--- start DATA SUPPLIED ---

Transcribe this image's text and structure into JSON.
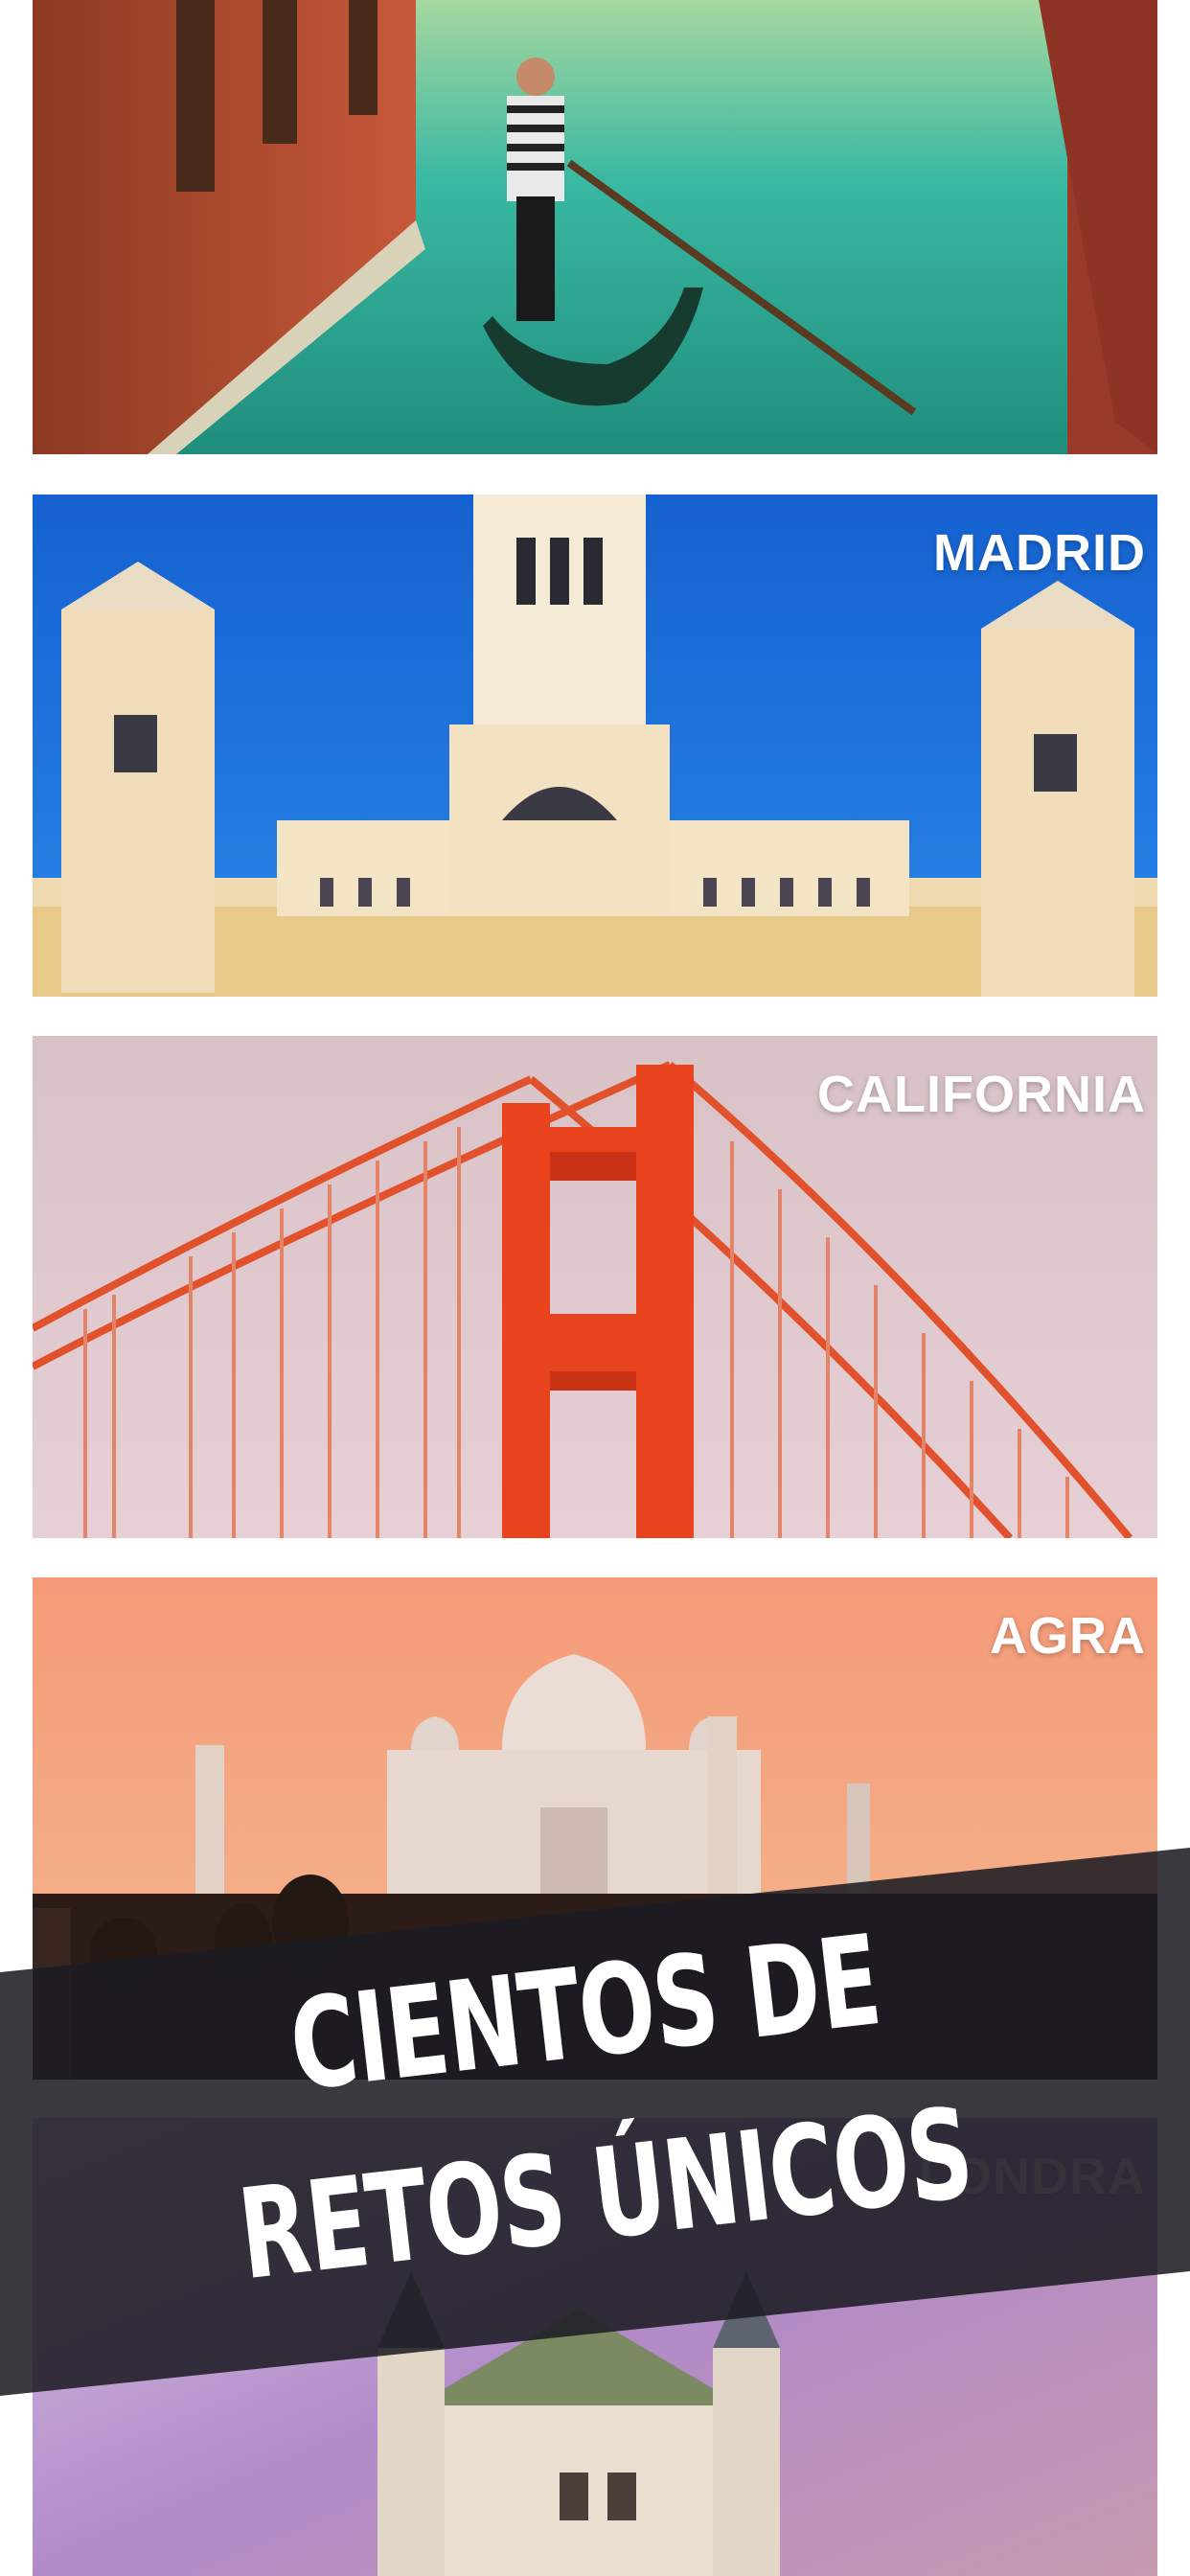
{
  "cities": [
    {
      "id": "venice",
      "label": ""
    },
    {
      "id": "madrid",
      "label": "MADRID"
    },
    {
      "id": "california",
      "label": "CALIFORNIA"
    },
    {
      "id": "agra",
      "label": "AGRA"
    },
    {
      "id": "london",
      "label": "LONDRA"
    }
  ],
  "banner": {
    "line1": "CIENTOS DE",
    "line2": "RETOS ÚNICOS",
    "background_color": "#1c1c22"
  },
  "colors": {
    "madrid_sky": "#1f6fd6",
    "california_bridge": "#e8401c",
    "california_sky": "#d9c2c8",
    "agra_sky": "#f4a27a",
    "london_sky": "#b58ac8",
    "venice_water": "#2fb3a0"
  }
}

--- end DATA SUPPLIED ---

Set down every entry word for word, but omit the pictures.

→ **REPLY TO THE EXERCISE**:
Transcribe this image's text and structure into JSON.
{
  "cities": [
    {
      "id": "venice",
      "label": ""
    },
    {
      "id": "madrid",
      "label": "MADRID"
    },
    {
      "id": "california",
      "label": "CALIFORNIA"
    },
    {
      "id": "agra",
      "label": "AGRA"
    },
    {
      "id": "london",
      "label": "LONDRA"
    }
  ],
  "banner": {
    "line1": "CIENTOS DE",
    "line2": "RETOS ÚNICOS",
    "background_color": "#1c1c22"
  },
  "colors": {
    "madrid_sky": "#1f6fd6",
    "california_bridge": "#e8401c",
    "california_sky": "#d9c2c8",
    "agra_sky": "#f4a27a",
    "london_sky": "#b58ac8",
    "venice_water": "#2fb3a0"
  }
}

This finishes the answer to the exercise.